AIM OF THE TASK
Please give the entries again in full and exactly, without any picture.

Begin RECORDS

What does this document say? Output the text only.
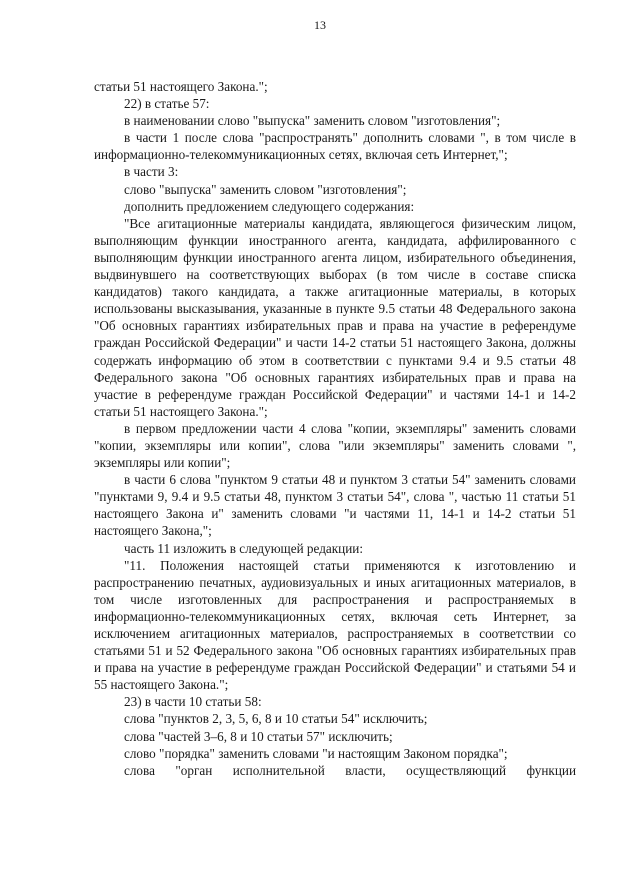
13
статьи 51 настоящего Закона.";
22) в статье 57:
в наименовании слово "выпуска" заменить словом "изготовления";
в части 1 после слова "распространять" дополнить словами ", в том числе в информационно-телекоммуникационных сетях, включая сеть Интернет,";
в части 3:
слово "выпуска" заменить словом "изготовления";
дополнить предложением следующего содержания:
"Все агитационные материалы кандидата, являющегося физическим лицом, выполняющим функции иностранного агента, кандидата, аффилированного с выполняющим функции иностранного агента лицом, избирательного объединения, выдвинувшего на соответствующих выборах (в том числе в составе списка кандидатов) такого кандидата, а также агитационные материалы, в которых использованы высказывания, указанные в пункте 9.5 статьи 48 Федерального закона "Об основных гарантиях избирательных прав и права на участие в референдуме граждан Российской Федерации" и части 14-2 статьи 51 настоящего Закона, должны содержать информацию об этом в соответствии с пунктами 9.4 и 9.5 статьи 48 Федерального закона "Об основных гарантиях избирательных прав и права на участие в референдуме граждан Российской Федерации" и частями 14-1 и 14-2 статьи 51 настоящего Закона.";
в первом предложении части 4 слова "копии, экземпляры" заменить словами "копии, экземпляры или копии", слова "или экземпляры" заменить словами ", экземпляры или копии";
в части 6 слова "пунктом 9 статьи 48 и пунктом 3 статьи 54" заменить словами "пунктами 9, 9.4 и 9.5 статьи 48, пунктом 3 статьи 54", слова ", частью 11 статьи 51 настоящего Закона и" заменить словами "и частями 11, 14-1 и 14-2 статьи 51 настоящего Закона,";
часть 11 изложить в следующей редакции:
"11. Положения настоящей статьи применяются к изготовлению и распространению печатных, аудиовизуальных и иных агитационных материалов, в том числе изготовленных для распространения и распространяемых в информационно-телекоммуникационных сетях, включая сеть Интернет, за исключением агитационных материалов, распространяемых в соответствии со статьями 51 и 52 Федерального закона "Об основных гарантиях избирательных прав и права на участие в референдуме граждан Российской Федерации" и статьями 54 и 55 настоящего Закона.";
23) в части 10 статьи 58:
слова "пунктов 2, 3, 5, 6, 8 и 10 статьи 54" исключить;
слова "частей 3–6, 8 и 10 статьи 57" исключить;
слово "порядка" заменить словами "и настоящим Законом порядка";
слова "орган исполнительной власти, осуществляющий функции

End RECORDS

RIGHT ANSWER
What does this document say? Output the text only.
13
статьи 51 настоящего Закона.";
22) в статье 57:
в наименовании слово "выпуска" заменить словом "изготовления";
в части 1 после слова "распространять" дополнить словами ", в том числе в информационно-телекоммуникационных сетях, включая сеть Интернет,";
в части 3:
слово "выпуска" заменить словом "изготовления";
дополнить предложением следующего содержания:
"Все агитационные материалы кандидата, являющегося физическим лицом, выполняющим функции иностранного агента, кандидата, аффилированного с выполняющим функции иностранного агента лицом, избирательного объединения, выдвинувшего на соответствующих выборах (в том числе в составе списка кандидатов) такого кандидата, а также агитационные материалы, в которых использованы высказывания, указанные в пункте 9.5 статьи 48 Федерального закона "Об основных гарантиях избирательных прав и права на участие в референдуме граждан Российской Федерации" и части 14-2 статьи 51 настоящего Закона, должны содержать информацию об этом в соответствии с пунктами 9.4 и 9.5 статьи 48 Федерального закона "Об основных гарантиях избирательных прав и права на участие в референдуме граждан Российской Федерации" и частями 14-1 и 14-2 статьи 51 настоящего Закона.";
в первом предложении части 4 слова "копии, экземпляры" заменить словами "копии, экземпляры или копии", слова "или экземпляры" заменить словами ", экземпляры или копии";
в части 6 слова "пунктом 9 статьи 48 и пунктом 3 статьи 54" заменить словами "пунктами 9, 9.4 и 9.5 статьи 48, пунктом 3 статьи 54", слова ", частью 11 статьи 51 настоящего Закона и" заменить словами "и частями 11, 14-1 и 14-2 статьи 51 настоящего Закона,";
часть 11 изложить в следующей редакции:
"11. Положения настоящей статьи применяются к изготовлению и распространению печатных, аудиовизуальных и иных агитационных материалов, в том числе изготовленных для распространения и распространяемых в информационно-телекоммуникационных сетях, включая сеть Интернет, за исключением агитационных материалов, распространяемых в соответствии со статьями 51 и 52 Федерального закона "Об основных гарантиях избирательных прав и права на участие в референдуме граждан Российской Федерации" и статьями 54 и 55 настоящего Закона.";
23) в части 10 статьи 58:
слова "пунктов 2, 3, 5, 6, 8 и 10 статьи 54" исключить;
слова "частей 3–6, 8 и 10 статьи 57" исключить;
слово "порядка" заменить словами "и настоящим Законом порядка";
слова "орган исполнительной власти, осуществляющий функции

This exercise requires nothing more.